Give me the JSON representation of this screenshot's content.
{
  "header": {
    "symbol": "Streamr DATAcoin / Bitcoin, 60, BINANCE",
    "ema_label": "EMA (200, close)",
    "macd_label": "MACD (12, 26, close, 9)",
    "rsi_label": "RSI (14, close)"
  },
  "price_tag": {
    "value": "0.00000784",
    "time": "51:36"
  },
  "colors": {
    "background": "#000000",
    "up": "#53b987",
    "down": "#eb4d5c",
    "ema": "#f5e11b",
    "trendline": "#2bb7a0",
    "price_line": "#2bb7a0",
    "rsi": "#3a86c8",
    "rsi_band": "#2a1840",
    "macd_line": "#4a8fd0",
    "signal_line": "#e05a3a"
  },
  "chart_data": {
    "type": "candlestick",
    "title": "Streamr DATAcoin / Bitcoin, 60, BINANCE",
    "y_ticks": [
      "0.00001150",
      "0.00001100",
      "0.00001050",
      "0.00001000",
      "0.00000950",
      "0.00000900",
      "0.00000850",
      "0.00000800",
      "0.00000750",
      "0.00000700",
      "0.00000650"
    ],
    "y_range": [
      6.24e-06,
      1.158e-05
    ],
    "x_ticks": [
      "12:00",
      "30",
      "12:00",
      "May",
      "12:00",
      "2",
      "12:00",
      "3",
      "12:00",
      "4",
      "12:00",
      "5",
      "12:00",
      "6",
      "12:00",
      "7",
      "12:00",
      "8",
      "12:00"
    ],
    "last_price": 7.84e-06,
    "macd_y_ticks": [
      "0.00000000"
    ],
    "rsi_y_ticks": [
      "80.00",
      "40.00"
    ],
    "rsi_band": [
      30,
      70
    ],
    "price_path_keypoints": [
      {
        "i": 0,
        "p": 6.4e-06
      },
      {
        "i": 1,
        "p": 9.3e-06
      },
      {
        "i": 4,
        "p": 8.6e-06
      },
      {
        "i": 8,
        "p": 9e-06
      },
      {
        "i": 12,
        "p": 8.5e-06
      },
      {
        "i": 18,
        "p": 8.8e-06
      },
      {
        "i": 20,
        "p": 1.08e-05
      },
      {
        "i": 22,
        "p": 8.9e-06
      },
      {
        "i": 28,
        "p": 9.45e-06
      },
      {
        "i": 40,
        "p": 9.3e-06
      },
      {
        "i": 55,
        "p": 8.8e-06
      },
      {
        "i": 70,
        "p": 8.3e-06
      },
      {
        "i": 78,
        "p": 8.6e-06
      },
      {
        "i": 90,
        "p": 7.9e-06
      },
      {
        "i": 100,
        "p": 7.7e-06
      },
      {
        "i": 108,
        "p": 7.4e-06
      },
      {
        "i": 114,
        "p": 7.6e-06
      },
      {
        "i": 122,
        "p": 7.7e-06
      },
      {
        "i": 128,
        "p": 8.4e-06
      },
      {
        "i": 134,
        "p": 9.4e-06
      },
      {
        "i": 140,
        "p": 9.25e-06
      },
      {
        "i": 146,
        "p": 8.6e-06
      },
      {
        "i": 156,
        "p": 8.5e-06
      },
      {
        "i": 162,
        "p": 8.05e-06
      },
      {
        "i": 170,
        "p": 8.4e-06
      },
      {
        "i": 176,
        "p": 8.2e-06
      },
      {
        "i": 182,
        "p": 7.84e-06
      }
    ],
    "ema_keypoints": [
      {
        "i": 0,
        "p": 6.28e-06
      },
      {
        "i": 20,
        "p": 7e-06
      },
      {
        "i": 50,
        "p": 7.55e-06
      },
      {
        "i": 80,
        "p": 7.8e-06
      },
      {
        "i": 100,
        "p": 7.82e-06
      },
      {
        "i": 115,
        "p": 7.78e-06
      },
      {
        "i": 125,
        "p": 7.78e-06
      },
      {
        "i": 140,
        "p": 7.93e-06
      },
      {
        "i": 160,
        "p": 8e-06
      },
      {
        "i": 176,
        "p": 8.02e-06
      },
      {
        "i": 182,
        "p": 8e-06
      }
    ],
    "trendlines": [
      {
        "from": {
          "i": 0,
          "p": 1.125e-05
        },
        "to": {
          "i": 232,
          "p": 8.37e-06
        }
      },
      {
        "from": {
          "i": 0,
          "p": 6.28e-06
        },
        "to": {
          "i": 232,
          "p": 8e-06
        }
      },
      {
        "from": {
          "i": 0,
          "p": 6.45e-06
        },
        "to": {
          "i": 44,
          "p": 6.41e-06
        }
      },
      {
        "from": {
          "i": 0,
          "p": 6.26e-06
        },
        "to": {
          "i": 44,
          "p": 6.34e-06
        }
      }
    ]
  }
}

- - - - -

▸ Exercise objective: Pull out all lines from the listing that contain the string "close".

▸ Response:
    "ema_label": "EMA (200, close)",
    "macd_label": "MACD (12, 26, close, 9)",
    "rsi_label": "RSI (14, close)"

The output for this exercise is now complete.